### DATA SHOWN

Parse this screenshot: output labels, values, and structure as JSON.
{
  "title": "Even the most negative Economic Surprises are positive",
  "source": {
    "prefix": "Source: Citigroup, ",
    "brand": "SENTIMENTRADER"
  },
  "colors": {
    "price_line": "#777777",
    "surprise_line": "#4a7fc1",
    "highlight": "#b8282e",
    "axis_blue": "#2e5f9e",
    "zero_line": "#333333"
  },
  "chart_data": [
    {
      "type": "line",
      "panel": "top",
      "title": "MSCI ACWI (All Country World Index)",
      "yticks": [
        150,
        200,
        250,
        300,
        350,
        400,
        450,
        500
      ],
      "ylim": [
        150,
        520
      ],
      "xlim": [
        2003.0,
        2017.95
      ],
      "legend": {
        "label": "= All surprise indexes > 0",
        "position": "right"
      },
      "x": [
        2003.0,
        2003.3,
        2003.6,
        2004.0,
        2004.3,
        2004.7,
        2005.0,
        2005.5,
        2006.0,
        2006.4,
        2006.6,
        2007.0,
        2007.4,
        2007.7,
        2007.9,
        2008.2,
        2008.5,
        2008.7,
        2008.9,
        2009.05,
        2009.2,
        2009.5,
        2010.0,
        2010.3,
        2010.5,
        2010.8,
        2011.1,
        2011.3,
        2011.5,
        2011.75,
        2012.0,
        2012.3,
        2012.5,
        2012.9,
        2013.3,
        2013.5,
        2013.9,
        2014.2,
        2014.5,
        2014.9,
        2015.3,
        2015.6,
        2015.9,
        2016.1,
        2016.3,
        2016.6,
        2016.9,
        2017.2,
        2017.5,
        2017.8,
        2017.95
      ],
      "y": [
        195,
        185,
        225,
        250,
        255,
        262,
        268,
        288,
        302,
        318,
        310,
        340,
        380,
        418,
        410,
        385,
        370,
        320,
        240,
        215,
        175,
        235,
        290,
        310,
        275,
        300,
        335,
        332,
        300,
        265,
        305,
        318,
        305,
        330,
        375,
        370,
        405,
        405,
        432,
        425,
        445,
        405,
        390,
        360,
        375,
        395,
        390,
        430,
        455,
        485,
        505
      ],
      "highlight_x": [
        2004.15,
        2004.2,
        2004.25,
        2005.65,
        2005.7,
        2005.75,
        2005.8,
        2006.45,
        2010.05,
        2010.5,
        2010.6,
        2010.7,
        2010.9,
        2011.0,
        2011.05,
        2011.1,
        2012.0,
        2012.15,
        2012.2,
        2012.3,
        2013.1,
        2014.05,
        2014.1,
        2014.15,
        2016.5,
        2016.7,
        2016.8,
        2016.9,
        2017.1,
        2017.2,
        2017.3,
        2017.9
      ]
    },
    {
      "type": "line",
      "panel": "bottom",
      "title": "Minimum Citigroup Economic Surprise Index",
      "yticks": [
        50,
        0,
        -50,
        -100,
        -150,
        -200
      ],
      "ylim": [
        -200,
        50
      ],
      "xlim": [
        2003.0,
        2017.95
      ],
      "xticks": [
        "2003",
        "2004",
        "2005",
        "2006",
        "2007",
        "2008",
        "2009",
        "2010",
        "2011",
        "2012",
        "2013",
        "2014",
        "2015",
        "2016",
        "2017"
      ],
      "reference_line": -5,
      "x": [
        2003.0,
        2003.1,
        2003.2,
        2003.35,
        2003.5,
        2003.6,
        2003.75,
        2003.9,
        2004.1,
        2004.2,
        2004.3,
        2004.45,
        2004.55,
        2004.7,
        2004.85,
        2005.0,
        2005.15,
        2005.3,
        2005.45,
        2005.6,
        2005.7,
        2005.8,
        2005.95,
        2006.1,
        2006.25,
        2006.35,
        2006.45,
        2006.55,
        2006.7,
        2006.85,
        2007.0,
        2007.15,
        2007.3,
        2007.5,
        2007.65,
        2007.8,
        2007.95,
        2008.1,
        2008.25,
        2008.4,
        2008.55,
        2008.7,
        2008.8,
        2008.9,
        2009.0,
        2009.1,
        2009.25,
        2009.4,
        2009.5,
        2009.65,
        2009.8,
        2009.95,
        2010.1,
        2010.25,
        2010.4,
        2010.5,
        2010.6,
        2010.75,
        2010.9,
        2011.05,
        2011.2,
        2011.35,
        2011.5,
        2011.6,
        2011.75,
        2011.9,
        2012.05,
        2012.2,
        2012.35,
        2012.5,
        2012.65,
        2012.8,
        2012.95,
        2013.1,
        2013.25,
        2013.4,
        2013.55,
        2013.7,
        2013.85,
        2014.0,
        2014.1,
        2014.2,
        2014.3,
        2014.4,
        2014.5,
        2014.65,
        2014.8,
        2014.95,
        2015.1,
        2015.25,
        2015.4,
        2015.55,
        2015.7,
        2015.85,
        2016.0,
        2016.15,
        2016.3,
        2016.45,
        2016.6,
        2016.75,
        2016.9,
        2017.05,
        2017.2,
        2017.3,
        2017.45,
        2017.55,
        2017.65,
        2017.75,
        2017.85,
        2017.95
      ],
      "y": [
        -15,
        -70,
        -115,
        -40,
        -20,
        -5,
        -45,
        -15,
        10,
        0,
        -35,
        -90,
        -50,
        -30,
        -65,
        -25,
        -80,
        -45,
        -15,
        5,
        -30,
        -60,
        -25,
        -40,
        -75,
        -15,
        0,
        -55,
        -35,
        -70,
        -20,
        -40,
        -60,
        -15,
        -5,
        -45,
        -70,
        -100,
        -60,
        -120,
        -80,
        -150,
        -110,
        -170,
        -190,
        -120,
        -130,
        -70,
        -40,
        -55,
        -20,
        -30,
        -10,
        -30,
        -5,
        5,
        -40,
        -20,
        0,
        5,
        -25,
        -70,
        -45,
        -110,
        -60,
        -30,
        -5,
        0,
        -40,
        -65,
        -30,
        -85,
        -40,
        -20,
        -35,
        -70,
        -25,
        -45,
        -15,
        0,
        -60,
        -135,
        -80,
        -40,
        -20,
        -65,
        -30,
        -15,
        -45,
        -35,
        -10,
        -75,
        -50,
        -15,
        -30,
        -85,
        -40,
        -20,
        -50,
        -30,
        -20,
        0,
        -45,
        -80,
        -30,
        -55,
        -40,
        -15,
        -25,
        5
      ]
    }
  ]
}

### CHALLENGE
Quote all the records exactly, please, leaving none out.

### ANSWER
Parse this screenshot: output labels, values, and structure as JSON.
{
  "title": "Even the most negative Economic Surprises are positive",
  "source": {
    "prefix": "Source: Citigroup, ",
    "brand": "SENTIMENTRADER"
  },
  "colors": {
    "price_line": "#777777",
    "surprise_line": "#4a7fc1",
    "highlight": "#b8282e",
    "axis_blue": "#2e5f9e",
    "zero_line": "#333333"
  },
  "chart_data": [
    {
      "type": "line",
      "panel": "top",
      "title": "MSCI ACWI (All Country World Index)",
      "yticks": [
        150,
        200,
        250,
        300,
        350,
        400,
        450,
        500
      ],
      "ylim": [
        150,
        520
      ],
      "xlim": [
        2003.0,
        2017.95
      ],
      "legend": {
        "label": "= All surprise indexes > 0",
        "position": "right"
      },
      "x": [
        2003.0,
        2003.3,
        2003.6,
        2004.0,
        2004.3,
        2004.7,
        2005.0,
        2005.5,
        2006.0,
        2006.4,
        2006.6,
        2007.0,
        2007.4,
        2007.7,
        2007.9,
        2008.2,
        2008.5,
        2008.7,
        2008.9,
        2009.05,
        2009.2,
        2009.5,
        2010.0,
        2010.3,
        2010.5,
        2010.8,
        2011.1,
        2011.3,
        2011.5,
        2011.75,
        2012.0,
        2012.3,
        2012.5,
        2012.9,
        2013.3,
        2013.5,
        2013.9,
        2014.2,
        2014.5,
        2014.9,
        2015.3,
        2015.6,
        2015.9,
        2016.1,
        2016.3,
        2016.6,
        2016.9,
        2017.2,
        2017.5,
        2017.8,
        2017.95
      ],
      "y": [
        195,
        185,
        225,
        250,
        255,
        262,
        268,
        288,
        302,
        318,
        310,
        340,
        380,
        418,
        410,
        385,
        370,
        320,
        240,
        215,
        175,
        235,
        290,
        310,
        275,
        300,
        335,
        332,
        300,
        265,
        305,
        318,
        305,
        330,
        375,
        370,
        405,
        405,
        432,
        425,
        445,
        405,
        390,
        360,
        375,
        395,
        390,
        430,
        455,
        485,
        505
      ],
      "highlight_x": [
        2004.15,
        2004.2,
        2004.25,
        2005.65,
        2005.7,
        2005.75,
        2005.8,
        2006.45,
        2010.05,
        2010.5,
        2010.6,
        2010.7,
        2010.9,
        2011.0,
        2011.05,
        2011.1,
        2012.0,
        2012.15,
        2012.2,
        2012.3,
        2013.1,
        2014.05,
        2014.1,
        2014.15,
        2016.5,
        2016.7,
        2016.8,
        2016.9,
        2017.1,
        2017.2,
        2017.3,
        2017.9
      ]
    },
    {
      "type": "line",
      "panel": "bottom",
      "title": "Minimum Citigroup Economic Surprise Index",
      "yticks": [
        50,
        0,
        -50,
        -100,
        -150,
        -200
      ],
      "ylim": [
        -200,
        50
      ],
      "xlim": [
        2003.0,
        2017.95
      ],
      "xticks": [
        "2003",
        "2004",
        "2005",
        "2006",
        "2007",
        "2008",
        "2009",
        "2010",
        "2011",
        "2012",
        "2013",
        "2014",
        "2015",
        "2016",
        "2017"
      ],
      "reference_line": -5,
      "x": [
        2003.0,
        2003.1,
        2003.2,
        2003.35,
        2003.5,
        2003.6,
        2003.75,
        2003.9,
        2004.1,
        2004.2,
        2004.3,
        2004.45,
        2004.55,
        2004.7,
        2004.85,
        2005.0,
        2005.15,
        2005.3,
        2005.45,
        2005.6,
        2005.7,
        2005.8,
        2005.95,
        2006.1,
        2006.25,
        2006.35,
        2006.45,
        2006.55,
        2006.7,
        2006.85,
        2007.0,
        2007.15,
        2007.3,
        2007.5,
        2007.65,
        2007.8,
        2007.95,
        2008.1,
        2008.25,
        2008.4,
        2008.55,
        2008.7,
        2008.8,
        2008.9,
        2009.0,
        2009.1,
        2009.25,
        2009.4,
        2009.5,
        2009.65,
        2009.8,
        2009.95,
        2010.1,
        2010.25,
        2010.4,
        2010.5,
        2010.6,
        2010.75,
        2010.9,
        2011.05,
        2011.2,
        2011.35,
        2011.5,
        2011.6,
        2011.75,
        2011.9,
        2012.05,
        2012.2,
        2012.35,
        2012.5,
        2012.65,
        2012.8,
        2012.95,
        2013.1,
        2013.25,
        2013.4,
        2013.55,
        2013.7,
        2013.85,
        2014.0,
        2014.1,
        2014.2,
        2014.3,
        2014.4,
        2014.5,
        2014.65,
        2014.8,
        2014.95,
        2015.1,
        2015.25,
        2015.4,
        2015.55,
        2015.7,
        2015.85,
        2016.0,
        2016.15,
        2016.3,
        2016.45,
        2016.6,
        2016.75,
        2016.9,
        2017.05,
        2017.2,
        2017.3,
        2017.45,
        2017.55,
        2017.65,
        2017.75,
        2017.85,
        2017.95
      ],
      "y": [
        -15,
        -70,
        -115,
        -40,
        -20,
        -5,
        -45,
        -15,
        10,
        0,
        -35,
        -90,
        -50,
        -30,
        -65,
        -25,
        -80,
        -45,
        -15,
        5,
        -30,
        -60,
        -25,
        -40,
        -75,
        -15,
        0,
        -55,
        -35,
        -70,
        -20,
        -40,
        -60,
        -15,
        -5,
        -45,
        -70,
        -100,
        -60,
        -120,
        -80,
        -150,
        -110,
        -170,
        -190,
        -120,
        -130,
        -70,
        -40,
        -55,
        -20,
        -30,
        -10,
        -30,
        -5,
        5,
        -40,
        -20,
        0,
        5,
        -25,
        -70,
        -45,
        -110,
        -60,
        -30,
        -5,
        0,
        -40,
        -65,
        -30,
        -85,
        -40,
        -20,
        -35,
        -70,
        -25,
        -45,
        -15,
        0,
        -60,
        -135,
        -80,
        -40,
        -20,
        -65,
        -30,
        -15,
        -45,
        -35,
        -10,
        -75,
        -50,
        -15,
        -30,
        -85,
        -40,
        -20,
        -50,
        -30,
        -20,
        0,
        -45,
        -80,
        -30,
        -55,
        -40,
        -15,
        -25,
        5
      ]
    }
  ]
}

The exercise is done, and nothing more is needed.